- DOCUMENT EXCERPT:
Managing Cybersecurity Risks in the Cloud
By Brian Nichols, director, Baker Tilly
The great migration
While the idea of cloud-hosted infrastructure may seem new, organizations have been outsourcing management of their infrastructure for decades. Organizations that no longer wanted to manage the physical aspects of their computing and network infrastructure moved to outsourced datacenters that co-located their infrastructure with other customers separated by metal cages. While the organization retained responsibility for the management of their own servers, they no longer needed to focus on the day-to-day administration of internet connectivity, power, back-up generators and physically securing the data center facility.
As technology companies saw their demands for computing resources exponentially escalating, a new business opportunity arose. Technology companies could plan and build far greater capacity than they needed, then sell that excess capacity to other organizations – a concept now known as Infrastructure-as-a-Service (IaaS) solutions. Organizations could purchase on-demand computing and network resources without building their own on-site data center or committing to a long-term co-location agreement. Thus, the great migration to the cloud began.
Understanding the cloud’s unique capabilities
There is a multitude of aspects to cloud-based services; we outline three of the greatest and most unique capabilities below:
- Invisible hardware – When you setup your cloud account, what may seem strange at first is that the hardware layer to building a data center has become invisible. You still must select the computing specs for your server (number of CPU cores, GB of RAM), but you do so within a web interface that automatically builds your server. It is the same when you select your storage capacity; once selected, it is provisioned automatically to your server instance through the invisible hands of your cloud provider’s backend management services. What used to entail racking-and-stacking of multiple, different physical components now all occurs after a few drop-down selections. The physical aspect of data center operations now becomes invisible to the end user.
- Auto scaling – Along with the invisible hardware comes a semi-new idea of auto scaling. Those of you that are familiar with system architectures will understand that system and network engineers have been building scalability into their designs for years. Scalability was mostly performed through load balancing and clustering of systems to create a more resilient and efficient system architecture. However, cloud-based solutions have made this easier with the ability to auto deploy (or suspend) new server instances on an as-needed basis. No more tedious capacity planning, no more human interaction required to add a new system to the cluster or set up a new IP in the load balancer because the cloud provider’s native services allow you to set thresholds that will scale in or scale out based on predetermined metrics. This creates a more efficient and cost-effective system.
- Non-standard computing solutions – Taking the idea of invisible hardware and auto scaling one step further, cloud services introduced us to server-less computing services that no longer require the user to set up an operating system or even install an application. Server-less services are similar to auto scaling as they are triggered based on a predetermined set of factors; however, they do not stand up a new server instance in order to process a transaction. These server-less functions are one of the most powerful new tools within a cloud-based solution because they only execute when triggered and the organization only pays for the computing power when the function is used.

- TASK BRIEF:
Copy the passage of the cloud cybersecurity text that begins with the words containing "Managing Cybersecurity Risks" and ends with "data center facility.", keeping it word for word.

- GIVEN DATA:

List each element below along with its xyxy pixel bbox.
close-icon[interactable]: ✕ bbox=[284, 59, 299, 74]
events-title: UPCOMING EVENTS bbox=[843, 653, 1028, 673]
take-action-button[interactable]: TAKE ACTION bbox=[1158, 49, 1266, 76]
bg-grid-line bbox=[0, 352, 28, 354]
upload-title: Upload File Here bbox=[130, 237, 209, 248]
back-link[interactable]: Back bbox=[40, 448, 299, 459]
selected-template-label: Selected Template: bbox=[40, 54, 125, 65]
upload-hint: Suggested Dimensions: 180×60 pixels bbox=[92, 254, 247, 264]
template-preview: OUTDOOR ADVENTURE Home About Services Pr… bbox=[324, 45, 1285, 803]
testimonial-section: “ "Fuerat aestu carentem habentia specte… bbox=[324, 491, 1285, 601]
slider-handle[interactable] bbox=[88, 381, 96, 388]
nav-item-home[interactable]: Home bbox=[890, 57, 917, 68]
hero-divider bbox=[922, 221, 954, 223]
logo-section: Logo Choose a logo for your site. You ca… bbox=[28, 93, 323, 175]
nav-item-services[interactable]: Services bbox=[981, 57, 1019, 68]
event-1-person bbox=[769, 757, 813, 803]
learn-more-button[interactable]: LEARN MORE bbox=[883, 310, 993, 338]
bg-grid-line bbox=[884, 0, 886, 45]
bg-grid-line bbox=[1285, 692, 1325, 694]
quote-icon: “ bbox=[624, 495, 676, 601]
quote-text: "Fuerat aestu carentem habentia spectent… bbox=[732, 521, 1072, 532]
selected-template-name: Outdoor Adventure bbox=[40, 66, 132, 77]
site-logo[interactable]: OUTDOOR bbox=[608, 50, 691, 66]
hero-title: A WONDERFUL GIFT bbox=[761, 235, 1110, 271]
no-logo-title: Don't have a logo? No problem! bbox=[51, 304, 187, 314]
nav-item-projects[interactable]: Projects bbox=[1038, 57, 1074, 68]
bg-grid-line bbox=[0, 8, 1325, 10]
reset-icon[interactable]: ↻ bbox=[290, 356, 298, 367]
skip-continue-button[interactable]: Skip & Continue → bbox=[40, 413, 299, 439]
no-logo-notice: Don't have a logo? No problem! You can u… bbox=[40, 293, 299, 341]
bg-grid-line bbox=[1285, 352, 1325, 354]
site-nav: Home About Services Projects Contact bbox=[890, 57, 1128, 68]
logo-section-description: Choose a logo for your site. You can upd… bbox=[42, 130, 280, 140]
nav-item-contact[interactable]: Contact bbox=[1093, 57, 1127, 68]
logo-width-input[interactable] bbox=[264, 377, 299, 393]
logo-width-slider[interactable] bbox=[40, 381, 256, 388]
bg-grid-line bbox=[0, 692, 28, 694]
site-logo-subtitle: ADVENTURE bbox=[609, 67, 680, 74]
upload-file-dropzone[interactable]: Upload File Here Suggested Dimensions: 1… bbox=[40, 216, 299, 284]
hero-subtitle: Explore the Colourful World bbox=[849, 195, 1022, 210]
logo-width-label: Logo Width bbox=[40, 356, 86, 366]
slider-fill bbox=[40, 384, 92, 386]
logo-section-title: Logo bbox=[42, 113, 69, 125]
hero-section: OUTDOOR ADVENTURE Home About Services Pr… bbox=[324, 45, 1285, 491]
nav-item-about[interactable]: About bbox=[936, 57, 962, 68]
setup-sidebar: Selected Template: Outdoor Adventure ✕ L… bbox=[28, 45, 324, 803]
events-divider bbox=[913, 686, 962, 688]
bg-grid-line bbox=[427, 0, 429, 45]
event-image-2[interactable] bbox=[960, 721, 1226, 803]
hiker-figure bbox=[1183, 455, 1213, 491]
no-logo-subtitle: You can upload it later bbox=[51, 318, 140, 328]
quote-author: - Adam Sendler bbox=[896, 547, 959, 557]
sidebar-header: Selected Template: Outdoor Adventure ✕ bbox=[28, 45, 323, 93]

- EXPECTED ANSWER:
Managing Cybersecurity Risks in the Cloud
By Brian Nichols, director, Baker Tilly
The great migration
While the idea of cloud-hosted infrastructure may seem new, organizations have been outsourcing management of their infrastructure for decades. Organizations that no longer wanted to manage the physical aspects of their computing and network infrastructure moved to outsourced datacenters that co-located their infrastructure with other customers separated by metal cages. While the organization retained responsibility for the management of their own servers, they no longer needed to focus on the day-to-day administration of internet connectivity, power, back-up generators and physically securing the data center facility.